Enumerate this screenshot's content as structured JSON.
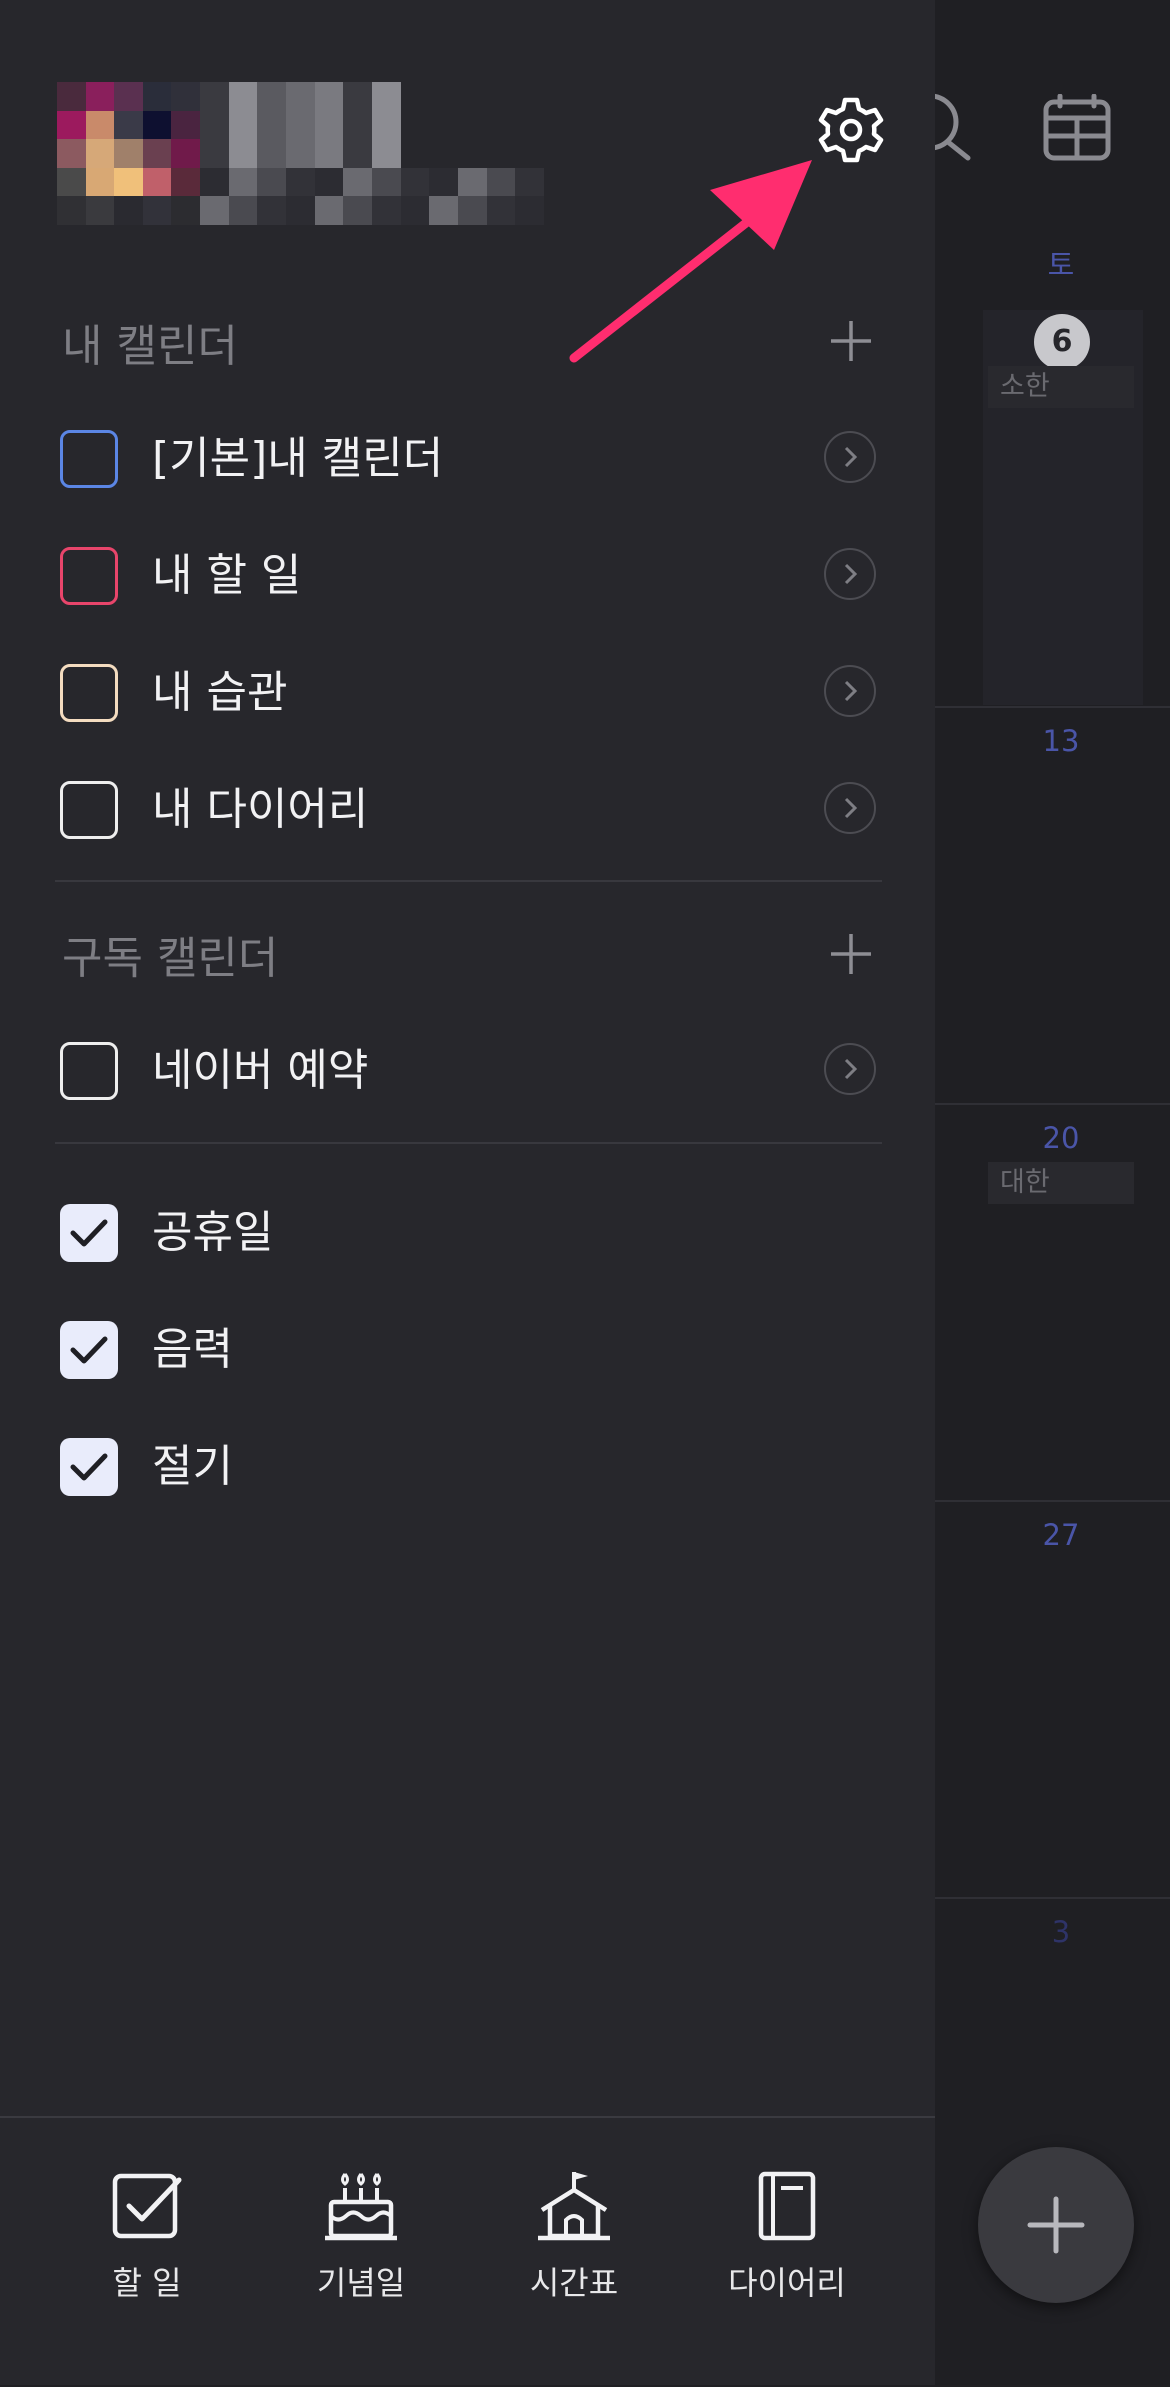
{
  "background_calendar": {
    "weekday_header": "토",
    "dates": [
      "6",
      "13",
      "20",
      "27",
      "3"
    ],
    "events": [
      {
        "date": "6",
        "label": "소한"
      },
      {
        "date": "20",
        "label": "대한"
      }
    ],
    "accent_color": "#4a55a8"
  },
  "header": {
    "avatar": "user-avatar (blurred)",
    "name": "",
    "email": ""
  },
  "sections": {
    "my_calendars": {
      "title": "내 캘린더",
      "items": [
        {
          "label": "[기본]내 캘린더",
          "color": "#5b86e5",
          "checked": false
        },
        {
          "label": "내 할 일",
          "color": "#e8456b",
          "checked": false
        },
        {
          "label": "내 습관",
          "color": "#f4dcc0",
          "checked": false
        },
        {
          "label": "내 다이어리",
          "color": "#eeeeee",
          "checked": false
        }
      ]
    },
    "subscribed_calendars": {
      "title": "구독 캘린더",
      "items": [
        {
          "label": "네이버 예약",
          "color": "#eeeeee",
          "checked": false
        }
      ]
    },
    "builtin_calendars": {
      "items": [
        {
          "label": "공휴일",
          "checked": true
        },
        {
          "label": "음력",
          "checked": true
        },
        {
          "label": "절기",
          "checked": true
        }
      ]
    }
  },
  "tabbar": {
    "tabs": [
      {
        "label": "할 일",
        "icon": "checkbox-icon"
      },
      {
        "label": "기념일",
        "icon": "cake-icon"
      },
      {
        "label": "시간표",
        "icon": "school-icon"
      },
      {
        "label": "다이어리",
        "icon": "notebook-icon"
      }
    ]
  },
  "annotation": {
    "type": "arrow",
    "color": "#ff2d6f",
    "target": "settings-gear"
  }
}
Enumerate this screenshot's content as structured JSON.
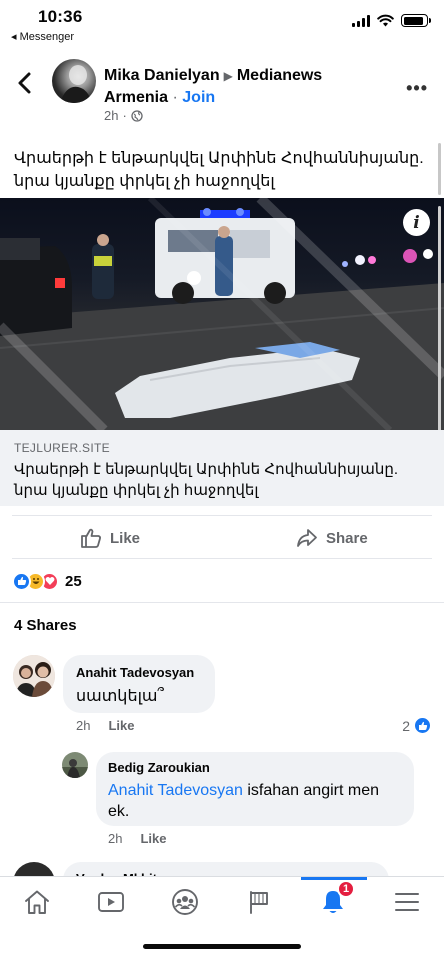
{
  "status_bar": {
    "time": "10:36",
    "back_app": "◂ Messenger",
    "battery_level": 0.9
  },
  "post": {
    "author": "Mika Danielyan",
    "group_line1": "Medianews",
    "group_line2": "Armenia",
    "join_label": "Join",
    "time_ago": "2h",
    "text": "Վրաերթի է ենթարկվել Արփինե Հովհաննիսյանը. նրա կյանքը փրկել չի հաջողվել",
    "link": {
      "domain": "TEJLURER.SITE",
      "title": "Վրաերթի է ենթարկվել Արփինե Հովհաննիսյանը. նրա կյանքը փրկել չի հաջողվել"
    }
  },
  "actions": {
    "like_label": "Like",
    "share_label": "Share"
  },
  "reactions": {
    "count": "25"
  },
  "shares_label": "4 Shares",
  "comments": [
    {
      "author": "Anahit Tadevosyan",
      "text": "սատկելա՞",
      "time": "2h",
      "like_label": "Like",
      "reaction_count": "2"
    },
    {
      "author": "Bedig Zaroukian",
      "mention": "Anahit Tadevosyan",
      "text": " isfahan angirt men ek.",
      "time": "2h",
      "like_label": "Like"
    },
    {
      "author": "Vardan Mkhitaryan"
    }
  ],
  "tab_bar": {
    "tabs": [
      {
        "icon": "home-icon"
      },
      {
        "icon": "watch-video-icon"
      },
      {
        "icon": "groups-icon"
      },
      {
        "icon": "pages-flag-icon"
      },
      {
        "icon": "notifications-bell-icon",
        "badge": "1"
      },
      {
        "icon": "menu-hamburger-icon"
      }
    ]
  },
  "colors": {
    "accent": "#1877f2",
    "badge": "#e41e3f",
    "bubble": "#f0f2f5",
    "secondary_text": "#65676b"
  }
}
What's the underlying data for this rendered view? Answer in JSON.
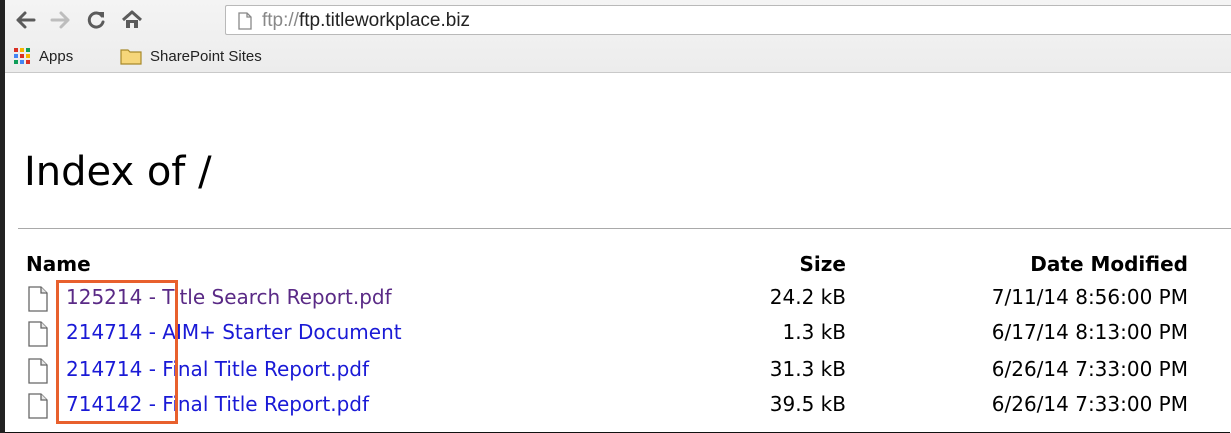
{
  "browser": {
    "url_scheme": "ftp://",
    "url_host": "ftp.titleworkplace.biz",
    "bookmarks": [
      {
        "label": "Apps",
        "icon": "apps-grid-icon"
      },
      {
        "label": "SharePoint Sites",
        "icon": "folder-icon"
      }
    ]
  },
  "page": {
    "title": "Index of /",
    "columns": {
      "name": "Name",
      "size": "Size",
      "date": "Date Modified"
    },
    "files": [
      {
        "name": "125214 - Title Search Report.pdf",
        "size": "24.2 kB",
        "date": "7/11/14 8:56:00 PM",
        "visited": true
      },
      {
        "name": "214714 - AIM+ Starter Document",
        "size": "1.3 kB",
        "date": "6/17/14 8:13:00 PM",
        "visited": false
      },
      {
        "name": "214714 - Final Title Report.pdf",
        "size": "31.3 kB",
        "date": "6/26/14 7:33:00 PM",
        "visited": false
      },
      {
        "name": "714142 - Final Title Report.pdf",
        "size": "39.5 kB",
        "date": "6/26/14 7:33:00 PM",
        "visited": false
      }
    ]
  },
  "colors": {
    "highlight": "#e8602d",
    "link": "#1a1ad6",
    "visited_link": "#5a2a86"
  }
}
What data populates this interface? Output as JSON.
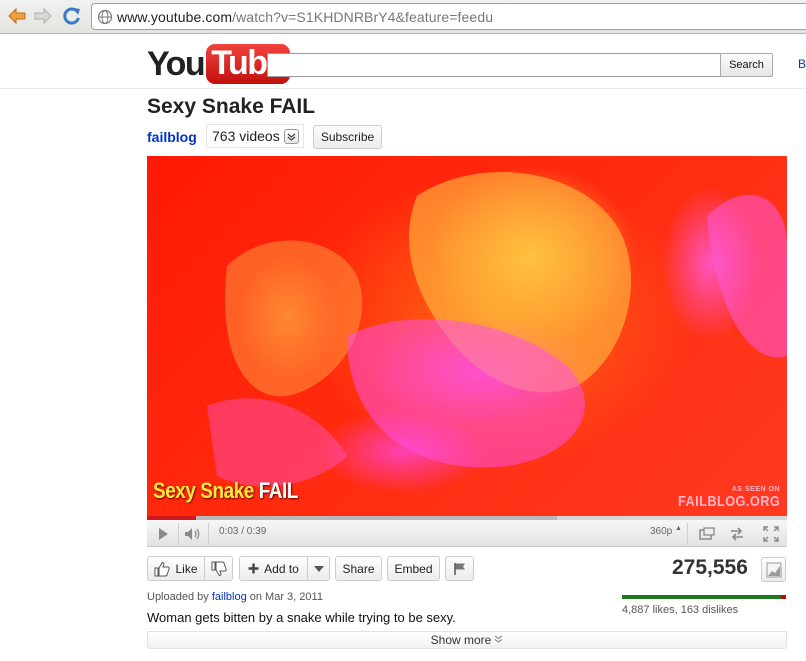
{
  "browser": {
    "url_host": "www.youtube.com",
    "url_path": "/watch?v=S1KHDNRBrY4&feature=feedu",
    "icons": [
      "back-arrow-icon",
      "forward-arrow-icon",
      "reload-icon",
      "globe-icon"
    ]
  },
  "header": {
    "logo_you": "You",
    "logo_tube": "Tube",
    "search_placeholder": "",
    "search_label": "Search",
    "cut_link": "B"
  },
  "video": {
    "title": "Sexy Snake FAIL",
    "channel": "failblog",
    "video_count": "763 videos",
    "subscribe_label": "Subscribe",
    "caption_part1": "Sexy Snake ",
    "caption_part2": "FAIL",
    "watermark_small": "AS SEEN ON",
    "watermark_brand": "FAILBLOG.ORG"
  },
  "player": {
    "time": "0:03 / 0:39",
    "quality": "360p",
    "played_fraction": 0.077,
    "loaded_fraction": 0.64
  },
  "actions": {
    "like_label": "Like",
    "add_to_label": "Add to",
    "share_label": "Share",
    "embed_label": "Embed"
  },
  "stats": {
    "views": "275,556",
    "likes": 4887,
    "dislikes": 163,
    "ratings_text": "4,887 likes, 163 dislikes"
  },
  "details": {
    "uploaded_prefix": "Uploaded by",
    "uploader": "failblog",
    "uploaded_suffix": "on Mar 3, 2011",
    "description": "Woman gets bitten by a snake while trying to be sexy.",
    "show_more_label": "Show more"
  },
  "colors": {
    "link": "#0033cc",
    "logo_red": "#e62117",
    "likes_green": "#1c7a1c",
    "dislikes_red": "#cc0000",
    "video_tint": "#ff2a0e"
  }
}
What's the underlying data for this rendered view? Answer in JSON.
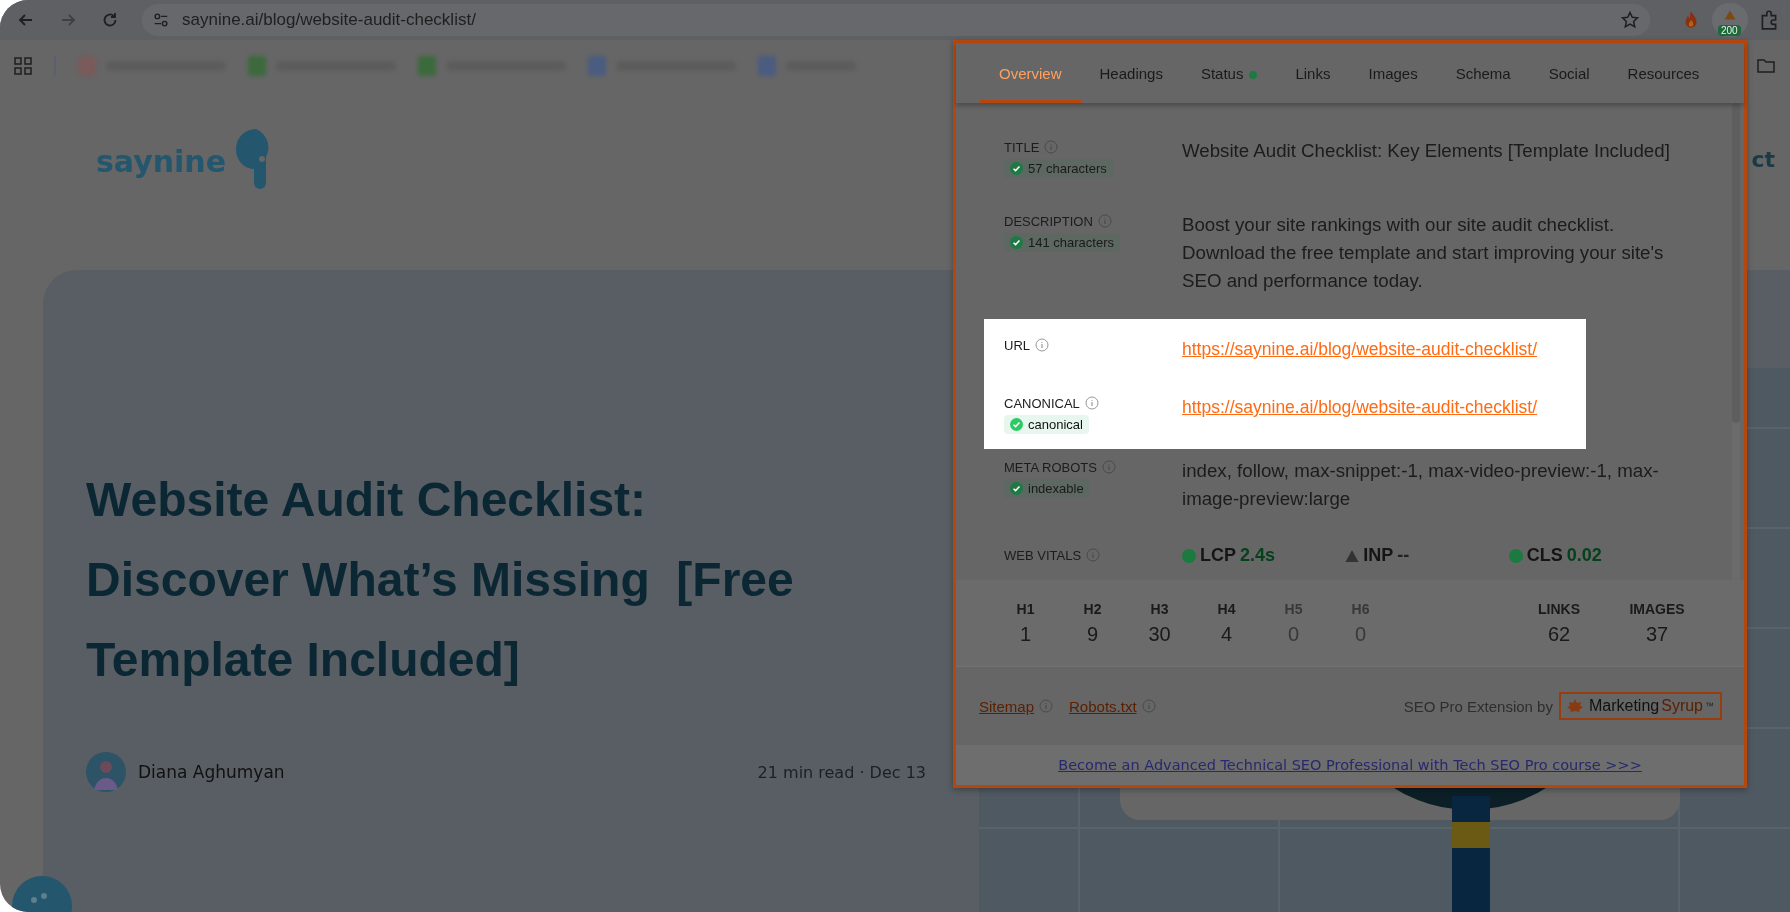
{
  "browser": {
    "url": "saynine.ai/blog/website-audit-checklist/",
    "extension_badge": "200"
  },
  "page": {
    "logo": "saynine",
    "nav_fragment": "ct",
    "headline_lines": [
      "Website Audit Checklist:",
      "Discover What’s Missing  [Free",
      "Template Included]"
    ],
    "author": "Diana Aghumyan",
    "meta": "21 min read · Dec 13"
  },
  "panel": {
    "tabs": [
      {
        "label": "Overview",
        "selected": true,
        "dot": false
      },
      {
        "label": "Headings",
        "selected": false,
        "dot": false
      },
      {
        "label": "Status",
        "selected": false,
        "dot": true
      },
      {
        "label": "Links",
        "selected": false,
        "dot": false
      },
      {
        "label": "Images",
        "selected": false,
        "dot": false
      },
      {
        "label": "Schema",
        "selected": false,
        "dot": false
      },
      {
        "label": "Social",
        "selected": false,
        "dot": false
      },
      {
        "label": "Resources",
        "selected": false,
        "dot": false
      }
    ],
    "rows": [
      {
        "label": "TITLE",
        "badge": "57 characters",
        "kind": "text",
        "highlighted": false,
        "value": "Website Audit Checklist: Key Elements [Template Included]"
      },
      {
        "label": "DESCRIPTION",
        "badge": "141 characters",
        "kind": "text",
        "highlighted": false,
        "value": "Boost your site rankings with our site audit checklist. Download the free template and start improving your site's SEO and performance today."
      },
      {
        "label": "URL",
        "kind": "link",
        "highlighted": true,
        "value": "https://saynine.ai/blog/website-audit-checklist/"
      },
      {
        "label": "CANONICAL",
        "badge": "canonical",
        "kind": "link",
        "highlighted": true,
        "value": "https://saynine.ai/blog/website-audit-checklist/"
      },
      {
        "label": "META ROBOTS",
        "badge": "indexable",
        "kind": "text",
        "highlighted": false,
        "value": "index, follow, max-snippet:-1, max-video-preview:-1, max-image-preview:large"
      },
      {
        "label": "WEB VITALS",
        "kind": "vitals",
        "highlighted": false,
        "vitals": [
          {
            "name": "LCP",
            "value": "2.4s",
            "good": true
          },
          {
            "name": "INP",
            "value": "--",
            "good": false
          },
          {
            "name": "CLS",
            "value": "0.02",
            "good": true
          }
        ]
      }
    ],
    "headings": [
      {
        "label": "H1",
        "value": "1",
        "muted": false
      },
      {
        "label": "H2",
        "value": "9",
        "muted": false
      },
      {
        "label": "H3",
        "value": "30",
        "muted": false
      },
      {
        "label": "H4",
        "value": "4",
        "muted": false
      },
      {
        "label": "H5",
        "value": "0",
        "muted": true
      },
      {
        "label": "H6",
        "value": "0",
        "muted": true
      }
    ],
    "totals": [
      {
        "label": "LINKS",
        "value": "62"
      },
      {
        "label": "IMAGES",
        "value": "37"
      }
    ],
    "footer_links": [
      "Sitemap",
      "Robots.txt"
    ],
    "credit": "SEO Pro Extension by",
    "brand": {
      "first": "Marketing",
      "second": "Syrup",
      "mark": "™"
    },
    "promo_link": "Become an Advanced Technical SEO Professional with Tech SEO Pro course >>>"
  }
}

__________

» **TASK DIRECTIONS**
Your reply is one number: how many lines of the records above contain the word "author".

» **EXERCISE SOLUTION**
5